What is expected
Find every line in the records that holds the string "name". Copy each one.

Collected data

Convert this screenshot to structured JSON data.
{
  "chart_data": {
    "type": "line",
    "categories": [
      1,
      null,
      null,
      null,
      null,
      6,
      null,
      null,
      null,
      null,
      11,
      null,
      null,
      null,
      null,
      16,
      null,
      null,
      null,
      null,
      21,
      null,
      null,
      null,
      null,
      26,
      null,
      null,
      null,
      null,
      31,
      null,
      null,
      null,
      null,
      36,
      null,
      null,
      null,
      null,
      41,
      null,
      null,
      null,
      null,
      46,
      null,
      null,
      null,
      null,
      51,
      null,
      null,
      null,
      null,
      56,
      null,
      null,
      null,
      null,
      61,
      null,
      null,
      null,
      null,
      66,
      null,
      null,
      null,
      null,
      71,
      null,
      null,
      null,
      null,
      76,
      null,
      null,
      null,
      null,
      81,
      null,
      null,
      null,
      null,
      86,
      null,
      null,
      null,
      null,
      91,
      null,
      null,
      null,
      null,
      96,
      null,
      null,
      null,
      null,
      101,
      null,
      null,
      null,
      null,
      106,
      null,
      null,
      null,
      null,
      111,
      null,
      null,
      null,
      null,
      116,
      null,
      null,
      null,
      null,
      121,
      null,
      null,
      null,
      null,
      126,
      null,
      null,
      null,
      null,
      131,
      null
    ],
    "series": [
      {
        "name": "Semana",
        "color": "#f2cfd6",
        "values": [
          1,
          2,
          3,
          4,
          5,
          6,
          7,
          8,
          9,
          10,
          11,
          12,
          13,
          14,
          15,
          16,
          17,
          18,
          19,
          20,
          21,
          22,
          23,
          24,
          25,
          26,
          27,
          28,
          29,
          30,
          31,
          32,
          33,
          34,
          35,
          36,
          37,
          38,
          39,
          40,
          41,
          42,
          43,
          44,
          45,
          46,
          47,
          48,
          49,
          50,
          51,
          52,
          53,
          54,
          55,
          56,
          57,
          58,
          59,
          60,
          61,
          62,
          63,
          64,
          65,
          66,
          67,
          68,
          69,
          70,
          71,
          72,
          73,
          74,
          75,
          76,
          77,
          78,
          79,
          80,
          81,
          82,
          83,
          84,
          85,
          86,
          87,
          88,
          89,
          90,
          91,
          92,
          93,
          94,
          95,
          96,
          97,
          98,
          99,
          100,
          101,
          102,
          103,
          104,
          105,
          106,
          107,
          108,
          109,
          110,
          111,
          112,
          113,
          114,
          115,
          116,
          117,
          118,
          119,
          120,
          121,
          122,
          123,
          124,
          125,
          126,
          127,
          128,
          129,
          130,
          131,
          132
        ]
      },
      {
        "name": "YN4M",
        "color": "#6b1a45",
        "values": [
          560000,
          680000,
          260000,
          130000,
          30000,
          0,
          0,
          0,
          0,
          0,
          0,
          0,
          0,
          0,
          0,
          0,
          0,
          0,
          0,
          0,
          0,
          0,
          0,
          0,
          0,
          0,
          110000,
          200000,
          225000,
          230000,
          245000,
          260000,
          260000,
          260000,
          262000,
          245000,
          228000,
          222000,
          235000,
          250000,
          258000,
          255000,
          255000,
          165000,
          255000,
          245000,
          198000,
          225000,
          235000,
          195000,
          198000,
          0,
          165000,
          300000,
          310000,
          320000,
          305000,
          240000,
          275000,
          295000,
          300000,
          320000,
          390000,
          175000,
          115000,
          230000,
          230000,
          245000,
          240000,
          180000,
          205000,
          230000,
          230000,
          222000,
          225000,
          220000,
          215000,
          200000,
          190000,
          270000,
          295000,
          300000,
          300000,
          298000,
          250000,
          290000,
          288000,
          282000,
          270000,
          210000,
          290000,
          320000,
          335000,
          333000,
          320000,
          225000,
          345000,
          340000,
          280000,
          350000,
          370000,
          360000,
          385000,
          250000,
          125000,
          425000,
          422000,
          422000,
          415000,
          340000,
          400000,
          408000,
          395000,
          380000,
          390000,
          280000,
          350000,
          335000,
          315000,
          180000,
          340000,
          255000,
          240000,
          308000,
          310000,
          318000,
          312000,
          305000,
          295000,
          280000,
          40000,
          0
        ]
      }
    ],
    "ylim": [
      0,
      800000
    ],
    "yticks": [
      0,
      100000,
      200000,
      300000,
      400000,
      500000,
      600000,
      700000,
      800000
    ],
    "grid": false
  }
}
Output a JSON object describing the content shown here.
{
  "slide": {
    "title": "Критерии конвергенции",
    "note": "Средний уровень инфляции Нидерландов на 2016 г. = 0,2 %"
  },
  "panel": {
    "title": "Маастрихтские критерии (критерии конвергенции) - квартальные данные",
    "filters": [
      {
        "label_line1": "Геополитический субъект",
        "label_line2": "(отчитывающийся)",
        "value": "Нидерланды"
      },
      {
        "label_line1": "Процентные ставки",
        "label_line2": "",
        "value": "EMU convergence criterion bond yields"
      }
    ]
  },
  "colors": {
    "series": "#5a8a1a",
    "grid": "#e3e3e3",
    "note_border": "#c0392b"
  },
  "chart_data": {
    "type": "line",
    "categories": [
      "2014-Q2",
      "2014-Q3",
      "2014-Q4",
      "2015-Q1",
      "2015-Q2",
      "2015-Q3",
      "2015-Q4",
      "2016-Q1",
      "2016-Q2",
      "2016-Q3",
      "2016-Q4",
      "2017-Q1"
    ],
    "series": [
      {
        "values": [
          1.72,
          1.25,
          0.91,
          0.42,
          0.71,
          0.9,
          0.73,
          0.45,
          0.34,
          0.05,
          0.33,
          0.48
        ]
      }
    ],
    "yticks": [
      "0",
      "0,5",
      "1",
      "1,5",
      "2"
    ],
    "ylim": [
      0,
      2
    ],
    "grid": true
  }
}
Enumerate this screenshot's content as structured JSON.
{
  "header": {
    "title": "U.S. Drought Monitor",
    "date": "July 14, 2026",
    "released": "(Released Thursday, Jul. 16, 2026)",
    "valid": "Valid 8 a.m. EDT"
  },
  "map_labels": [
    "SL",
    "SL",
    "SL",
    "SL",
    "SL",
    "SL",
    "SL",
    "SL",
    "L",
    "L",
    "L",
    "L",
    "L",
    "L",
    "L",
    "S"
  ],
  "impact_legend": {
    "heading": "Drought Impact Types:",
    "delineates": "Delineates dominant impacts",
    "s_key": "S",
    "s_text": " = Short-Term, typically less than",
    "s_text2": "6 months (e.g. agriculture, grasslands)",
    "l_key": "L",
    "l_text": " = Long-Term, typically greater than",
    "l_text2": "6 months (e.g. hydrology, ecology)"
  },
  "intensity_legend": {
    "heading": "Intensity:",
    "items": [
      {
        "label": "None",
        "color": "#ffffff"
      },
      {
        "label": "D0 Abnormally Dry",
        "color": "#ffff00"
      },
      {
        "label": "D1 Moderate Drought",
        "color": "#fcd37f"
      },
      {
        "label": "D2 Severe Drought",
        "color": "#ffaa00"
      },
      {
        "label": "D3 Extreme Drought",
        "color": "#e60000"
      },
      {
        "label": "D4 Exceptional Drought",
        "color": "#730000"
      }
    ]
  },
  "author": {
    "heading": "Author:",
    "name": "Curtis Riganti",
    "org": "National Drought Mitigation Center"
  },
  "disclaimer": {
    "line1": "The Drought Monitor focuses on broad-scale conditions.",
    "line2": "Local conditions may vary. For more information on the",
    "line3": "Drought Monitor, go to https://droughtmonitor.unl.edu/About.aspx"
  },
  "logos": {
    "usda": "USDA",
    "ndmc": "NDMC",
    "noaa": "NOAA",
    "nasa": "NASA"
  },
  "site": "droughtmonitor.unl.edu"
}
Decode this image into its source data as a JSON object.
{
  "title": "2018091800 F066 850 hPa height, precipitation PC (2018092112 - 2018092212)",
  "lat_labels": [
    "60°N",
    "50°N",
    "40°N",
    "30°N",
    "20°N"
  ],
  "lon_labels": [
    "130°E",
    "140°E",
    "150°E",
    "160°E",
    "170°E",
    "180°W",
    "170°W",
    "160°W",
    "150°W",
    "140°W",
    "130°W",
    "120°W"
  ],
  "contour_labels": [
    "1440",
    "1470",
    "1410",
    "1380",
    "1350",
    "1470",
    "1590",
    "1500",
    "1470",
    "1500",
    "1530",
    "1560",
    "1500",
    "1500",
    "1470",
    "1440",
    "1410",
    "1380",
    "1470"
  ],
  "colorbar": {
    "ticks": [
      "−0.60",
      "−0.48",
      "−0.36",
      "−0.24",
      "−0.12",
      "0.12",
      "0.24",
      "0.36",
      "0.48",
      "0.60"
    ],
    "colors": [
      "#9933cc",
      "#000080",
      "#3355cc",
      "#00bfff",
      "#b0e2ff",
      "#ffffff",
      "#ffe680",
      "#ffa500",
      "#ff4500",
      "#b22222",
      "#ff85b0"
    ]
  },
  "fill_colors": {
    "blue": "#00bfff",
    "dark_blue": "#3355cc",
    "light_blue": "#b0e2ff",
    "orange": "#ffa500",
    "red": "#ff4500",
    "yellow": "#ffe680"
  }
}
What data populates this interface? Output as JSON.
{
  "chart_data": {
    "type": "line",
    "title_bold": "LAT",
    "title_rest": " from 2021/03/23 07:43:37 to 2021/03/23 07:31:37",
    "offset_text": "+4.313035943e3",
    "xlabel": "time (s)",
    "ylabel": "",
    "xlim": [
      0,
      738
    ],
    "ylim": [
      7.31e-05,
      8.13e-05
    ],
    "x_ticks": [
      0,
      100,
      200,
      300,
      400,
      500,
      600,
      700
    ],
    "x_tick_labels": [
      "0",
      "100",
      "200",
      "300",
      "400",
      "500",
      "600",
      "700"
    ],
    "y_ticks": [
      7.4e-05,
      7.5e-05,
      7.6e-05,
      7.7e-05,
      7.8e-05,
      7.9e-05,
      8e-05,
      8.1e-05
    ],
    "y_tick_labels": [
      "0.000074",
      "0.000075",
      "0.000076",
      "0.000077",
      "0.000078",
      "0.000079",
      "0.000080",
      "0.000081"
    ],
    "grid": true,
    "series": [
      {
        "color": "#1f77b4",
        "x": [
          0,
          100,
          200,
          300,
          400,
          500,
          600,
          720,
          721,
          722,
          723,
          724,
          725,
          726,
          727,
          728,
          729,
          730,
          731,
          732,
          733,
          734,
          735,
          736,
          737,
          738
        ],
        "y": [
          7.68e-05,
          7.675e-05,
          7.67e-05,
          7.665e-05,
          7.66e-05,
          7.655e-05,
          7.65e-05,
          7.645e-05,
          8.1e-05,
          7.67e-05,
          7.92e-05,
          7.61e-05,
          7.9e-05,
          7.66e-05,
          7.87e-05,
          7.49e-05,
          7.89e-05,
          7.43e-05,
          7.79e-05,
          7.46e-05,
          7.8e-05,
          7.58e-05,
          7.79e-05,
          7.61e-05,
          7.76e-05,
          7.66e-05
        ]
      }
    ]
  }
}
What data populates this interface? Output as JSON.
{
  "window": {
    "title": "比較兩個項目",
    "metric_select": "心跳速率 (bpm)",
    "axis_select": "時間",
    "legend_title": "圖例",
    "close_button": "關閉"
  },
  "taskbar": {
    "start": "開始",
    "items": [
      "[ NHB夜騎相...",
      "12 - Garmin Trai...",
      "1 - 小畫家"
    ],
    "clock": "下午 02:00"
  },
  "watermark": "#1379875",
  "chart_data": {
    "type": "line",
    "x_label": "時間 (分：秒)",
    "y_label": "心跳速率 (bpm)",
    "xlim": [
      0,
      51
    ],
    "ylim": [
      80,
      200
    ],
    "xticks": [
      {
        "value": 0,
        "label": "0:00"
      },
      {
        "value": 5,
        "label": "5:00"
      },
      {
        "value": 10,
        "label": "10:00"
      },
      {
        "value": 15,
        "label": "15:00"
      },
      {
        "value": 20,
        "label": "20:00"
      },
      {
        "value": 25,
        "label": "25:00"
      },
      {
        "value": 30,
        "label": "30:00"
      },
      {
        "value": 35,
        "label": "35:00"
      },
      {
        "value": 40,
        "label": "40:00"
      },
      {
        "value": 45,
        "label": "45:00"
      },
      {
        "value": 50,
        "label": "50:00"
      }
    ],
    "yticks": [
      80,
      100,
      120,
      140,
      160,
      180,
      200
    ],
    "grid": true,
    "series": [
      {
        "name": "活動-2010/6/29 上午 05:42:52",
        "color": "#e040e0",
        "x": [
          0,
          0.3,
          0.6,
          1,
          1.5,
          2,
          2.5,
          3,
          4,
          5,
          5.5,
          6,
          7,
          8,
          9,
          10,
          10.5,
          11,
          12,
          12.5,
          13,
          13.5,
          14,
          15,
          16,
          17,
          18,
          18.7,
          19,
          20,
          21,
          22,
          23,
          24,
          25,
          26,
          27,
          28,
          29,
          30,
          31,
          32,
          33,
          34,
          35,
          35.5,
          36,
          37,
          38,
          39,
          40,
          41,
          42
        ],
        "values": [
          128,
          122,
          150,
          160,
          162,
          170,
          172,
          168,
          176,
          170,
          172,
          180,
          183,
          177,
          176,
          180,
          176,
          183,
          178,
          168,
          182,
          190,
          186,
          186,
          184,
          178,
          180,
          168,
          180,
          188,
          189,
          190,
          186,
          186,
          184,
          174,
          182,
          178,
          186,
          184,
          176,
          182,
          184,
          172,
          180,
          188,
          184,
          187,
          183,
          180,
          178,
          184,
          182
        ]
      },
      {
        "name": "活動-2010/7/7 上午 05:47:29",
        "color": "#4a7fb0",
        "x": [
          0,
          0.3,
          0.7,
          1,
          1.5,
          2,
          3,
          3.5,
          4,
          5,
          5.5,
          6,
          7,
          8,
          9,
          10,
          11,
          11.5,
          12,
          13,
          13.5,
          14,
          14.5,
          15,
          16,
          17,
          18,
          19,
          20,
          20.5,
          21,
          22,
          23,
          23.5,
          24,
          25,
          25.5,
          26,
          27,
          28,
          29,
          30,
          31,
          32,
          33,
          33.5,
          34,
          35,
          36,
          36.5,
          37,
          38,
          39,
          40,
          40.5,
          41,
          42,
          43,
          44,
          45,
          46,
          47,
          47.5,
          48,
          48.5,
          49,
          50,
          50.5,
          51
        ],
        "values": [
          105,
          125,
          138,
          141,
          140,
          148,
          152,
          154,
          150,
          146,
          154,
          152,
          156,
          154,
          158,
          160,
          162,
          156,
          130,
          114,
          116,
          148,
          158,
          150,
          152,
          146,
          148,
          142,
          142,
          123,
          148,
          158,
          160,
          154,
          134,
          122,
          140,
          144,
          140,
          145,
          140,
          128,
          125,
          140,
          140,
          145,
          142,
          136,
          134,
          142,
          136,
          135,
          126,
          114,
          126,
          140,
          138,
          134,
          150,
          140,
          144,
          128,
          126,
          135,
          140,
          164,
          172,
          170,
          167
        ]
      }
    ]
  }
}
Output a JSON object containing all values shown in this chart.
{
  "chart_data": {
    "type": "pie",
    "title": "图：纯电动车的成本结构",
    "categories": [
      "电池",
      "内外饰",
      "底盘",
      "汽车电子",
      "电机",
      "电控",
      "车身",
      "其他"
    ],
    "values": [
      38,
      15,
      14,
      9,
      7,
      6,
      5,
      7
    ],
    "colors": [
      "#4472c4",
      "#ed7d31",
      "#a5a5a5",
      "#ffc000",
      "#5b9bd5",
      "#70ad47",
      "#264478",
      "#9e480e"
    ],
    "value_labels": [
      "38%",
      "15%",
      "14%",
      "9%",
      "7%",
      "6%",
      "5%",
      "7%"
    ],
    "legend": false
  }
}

Output of the task
        "name": "Semana",
        "name": "YN4M",
    "name": "Curtis Riganti",
        "name": "活動-2010/6/29 上午 05:42:52",
        "name": "活動-2010/7/7 上午 05:47:29",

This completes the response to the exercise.